Your objective> Check each line for the word "text" and report how many have it. Give nothing else.

.....

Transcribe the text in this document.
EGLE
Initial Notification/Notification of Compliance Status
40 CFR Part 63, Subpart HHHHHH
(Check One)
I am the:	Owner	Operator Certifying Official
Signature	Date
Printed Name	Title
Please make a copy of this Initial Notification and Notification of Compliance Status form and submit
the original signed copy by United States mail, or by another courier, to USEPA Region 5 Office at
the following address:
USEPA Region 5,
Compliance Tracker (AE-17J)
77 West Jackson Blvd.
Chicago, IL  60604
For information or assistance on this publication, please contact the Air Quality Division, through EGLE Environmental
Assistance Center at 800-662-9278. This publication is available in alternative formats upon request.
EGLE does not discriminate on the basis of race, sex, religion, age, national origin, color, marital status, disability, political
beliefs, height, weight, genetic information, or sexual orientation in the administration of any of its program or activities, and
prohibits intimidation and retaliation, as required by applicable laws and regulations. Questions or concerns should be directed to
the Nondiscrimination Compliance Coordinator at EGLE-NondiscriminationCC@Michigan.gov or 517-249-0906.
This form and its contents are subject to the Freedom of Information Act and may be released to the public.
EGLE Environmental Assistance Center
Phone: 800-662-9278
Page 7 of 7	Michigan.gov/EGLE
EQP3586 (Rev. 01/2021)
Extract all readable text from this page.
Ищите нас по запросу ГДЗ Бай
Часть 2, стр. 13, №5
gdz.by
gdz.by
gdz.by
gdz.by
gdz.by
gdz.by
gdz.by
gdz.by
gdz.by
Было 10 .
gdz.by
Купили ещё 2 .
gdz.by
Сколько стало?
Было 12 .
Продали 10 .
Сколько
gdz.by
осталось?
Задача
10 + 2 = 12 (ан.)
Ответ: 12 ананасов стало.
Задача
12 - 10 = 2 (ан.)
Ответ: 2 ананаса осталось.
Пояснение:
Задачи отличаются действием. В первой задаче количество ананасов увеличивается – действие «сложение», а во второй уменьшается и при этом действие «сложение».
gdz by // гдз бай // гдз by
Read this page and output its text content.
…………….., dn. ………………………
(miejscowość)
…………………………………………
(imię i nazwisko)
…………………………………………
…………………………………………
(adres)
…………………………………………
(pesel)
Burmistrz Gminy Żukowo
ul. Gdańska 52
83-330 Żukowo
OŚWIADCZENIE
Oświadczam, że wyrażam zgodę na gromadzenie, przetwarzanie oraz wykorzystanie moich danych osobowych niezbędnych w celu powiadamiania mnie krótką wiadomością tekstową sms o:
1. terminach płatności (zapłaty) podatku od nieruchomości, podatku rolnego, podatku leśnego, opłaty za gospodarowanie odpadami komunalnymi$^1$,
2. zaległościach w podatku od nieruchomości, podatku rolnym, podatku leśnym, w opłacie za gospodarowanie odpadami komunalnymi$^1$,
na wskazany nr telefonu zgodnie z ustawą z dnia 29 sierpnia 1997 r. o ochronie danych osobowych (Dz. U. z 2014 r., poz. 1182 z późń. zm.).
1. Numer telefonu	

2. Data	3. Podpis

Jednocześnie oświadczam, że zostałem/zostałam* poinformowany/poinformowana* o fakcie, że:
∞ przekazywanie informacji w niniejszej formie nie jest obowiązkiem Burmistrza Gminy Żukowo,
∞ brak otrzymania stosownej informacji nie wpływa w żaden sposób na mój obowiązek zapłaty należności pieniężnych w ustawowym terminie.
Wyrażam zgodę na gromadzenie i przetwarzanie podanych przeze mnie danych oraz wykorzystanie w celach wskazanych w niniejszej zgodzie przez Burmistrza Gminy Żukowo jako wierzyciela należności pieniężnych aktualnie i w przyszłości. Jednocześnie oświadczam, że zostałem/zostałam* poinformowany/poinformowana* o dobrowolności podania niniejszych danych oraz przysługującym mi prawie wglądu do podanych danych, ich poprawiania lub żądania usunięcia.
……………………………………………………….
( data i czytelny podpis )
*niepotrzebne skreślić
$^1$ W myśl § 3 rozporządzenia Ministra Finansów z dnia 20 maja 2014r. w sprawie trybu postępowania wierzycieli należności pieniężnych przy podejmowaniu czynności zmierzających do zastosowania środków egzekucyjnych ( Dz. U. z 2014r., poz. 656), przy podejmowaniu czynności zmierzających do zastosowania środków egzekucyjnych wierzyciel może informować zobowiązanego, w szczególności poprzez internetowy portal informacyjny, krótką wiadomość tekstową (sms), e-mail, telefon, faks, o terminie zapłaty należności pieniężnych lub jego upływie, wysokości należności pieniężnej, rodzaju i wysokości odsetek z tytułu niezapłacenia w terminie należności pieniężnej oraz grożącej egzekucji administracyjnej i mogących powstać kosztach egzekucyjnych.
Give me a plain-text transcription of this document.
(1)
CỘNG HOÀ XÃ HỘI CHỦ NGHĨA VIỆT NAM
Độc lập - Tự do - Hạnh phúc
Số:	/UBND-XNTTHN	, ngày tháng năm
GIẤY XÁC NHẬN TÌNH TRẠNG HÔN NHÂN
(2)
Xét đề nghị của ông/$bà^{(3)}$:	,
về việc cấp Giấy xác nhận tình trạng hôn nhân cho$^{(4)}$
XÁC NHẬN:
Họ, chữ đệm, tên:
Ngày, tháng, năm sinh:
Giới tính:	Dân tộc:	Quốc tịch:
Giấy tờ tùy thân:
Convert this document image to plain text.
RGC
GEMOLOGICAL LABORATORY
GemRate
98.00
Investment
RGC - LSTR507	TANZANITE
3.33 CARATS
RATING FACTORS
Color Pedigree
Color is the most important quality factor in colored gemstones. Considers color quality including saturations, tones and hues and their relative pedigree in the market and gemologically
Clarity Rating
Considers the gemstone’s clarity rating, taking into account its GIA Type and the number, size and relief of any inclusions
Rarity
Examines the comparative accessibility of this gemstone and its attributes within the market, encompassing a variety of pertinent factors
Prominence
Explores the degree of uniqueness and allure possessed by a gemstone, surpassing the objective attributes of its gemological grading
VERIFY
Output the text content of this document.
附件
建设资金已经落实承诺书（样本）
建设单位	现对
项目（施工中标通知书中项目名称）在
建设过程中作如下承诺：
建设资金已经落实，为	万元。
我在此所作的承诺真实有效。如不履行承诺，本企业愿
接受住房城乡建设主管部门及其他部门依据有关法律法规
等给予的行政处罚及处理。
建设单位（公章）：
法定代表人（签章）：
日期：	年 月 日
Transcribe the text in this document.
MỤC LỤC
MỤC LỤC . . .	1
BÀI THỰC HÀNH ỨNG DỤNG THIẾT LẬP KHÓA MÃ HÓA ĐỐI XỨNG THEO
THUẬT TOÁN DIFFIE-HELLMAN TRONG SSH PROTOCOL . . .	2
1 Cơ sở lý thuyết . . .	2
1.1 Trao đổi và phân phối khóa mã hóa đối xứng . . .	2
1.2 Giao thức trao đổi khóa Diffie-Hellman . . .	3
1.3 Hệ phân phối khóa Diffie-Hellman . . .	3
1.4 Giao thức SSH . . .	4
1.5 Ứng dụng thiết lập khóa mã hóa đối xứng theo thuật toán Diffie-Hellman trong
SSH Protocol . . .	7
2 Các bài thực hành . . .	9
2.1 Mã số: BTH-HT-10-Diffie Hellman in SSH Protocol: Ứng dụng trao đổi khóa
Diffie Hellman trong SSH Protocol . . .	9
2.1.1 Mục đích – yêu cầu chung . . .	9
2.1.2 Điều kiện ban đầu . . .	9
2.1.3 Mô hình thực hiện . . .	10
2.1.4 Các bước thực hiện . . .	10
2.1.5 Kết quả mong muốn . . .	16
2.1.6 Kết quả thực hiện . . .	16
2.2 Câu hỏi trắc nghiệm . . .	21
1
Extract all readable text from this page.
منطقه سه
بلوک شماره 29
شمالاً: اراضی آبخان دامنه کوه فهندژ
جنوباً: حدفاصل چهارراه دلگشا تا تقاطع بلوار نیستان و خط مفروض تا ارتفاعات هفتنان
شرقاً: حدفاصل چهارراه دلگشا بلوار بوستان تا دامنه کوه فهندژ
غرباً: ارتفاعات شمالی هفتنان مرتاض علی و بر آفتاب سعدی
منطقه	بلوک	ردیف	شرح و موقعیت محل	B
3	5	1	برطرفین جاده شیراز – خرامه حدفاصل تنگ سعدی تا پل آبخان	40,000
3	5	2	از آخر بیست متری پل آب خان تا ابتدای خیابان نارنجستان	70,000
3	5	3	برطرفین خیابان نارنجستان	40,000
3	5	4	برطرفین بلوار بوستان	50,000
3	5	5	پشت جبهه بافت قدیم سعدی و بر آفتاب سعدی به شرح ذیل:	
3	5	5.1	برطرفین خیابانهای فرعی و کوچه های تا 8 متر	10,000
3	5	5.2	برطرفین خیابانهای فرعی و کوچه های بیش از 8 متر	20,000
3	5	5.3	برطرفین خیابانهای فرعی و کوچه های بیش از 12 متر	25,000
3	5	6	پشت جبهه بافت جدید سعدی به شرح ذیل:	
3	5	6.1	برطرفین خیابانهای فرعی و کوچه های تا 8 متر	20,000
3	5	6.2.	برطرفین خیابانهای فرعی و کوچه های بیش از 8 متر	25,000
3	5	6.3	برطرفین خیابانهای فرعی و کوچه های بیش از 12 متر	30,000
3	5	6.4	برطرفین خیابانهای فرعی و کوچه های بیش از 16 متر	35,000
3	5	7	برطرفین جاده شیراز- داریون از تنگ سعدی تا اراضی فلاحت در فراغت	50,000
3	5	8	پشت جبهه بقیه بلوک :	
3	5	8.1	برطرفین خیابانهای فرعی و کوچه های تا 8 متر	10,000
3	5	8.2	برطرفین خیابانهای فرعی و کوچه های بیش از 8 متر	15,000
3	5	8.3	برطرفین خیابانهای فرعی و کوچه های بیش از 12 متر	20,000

.....

Full output> 8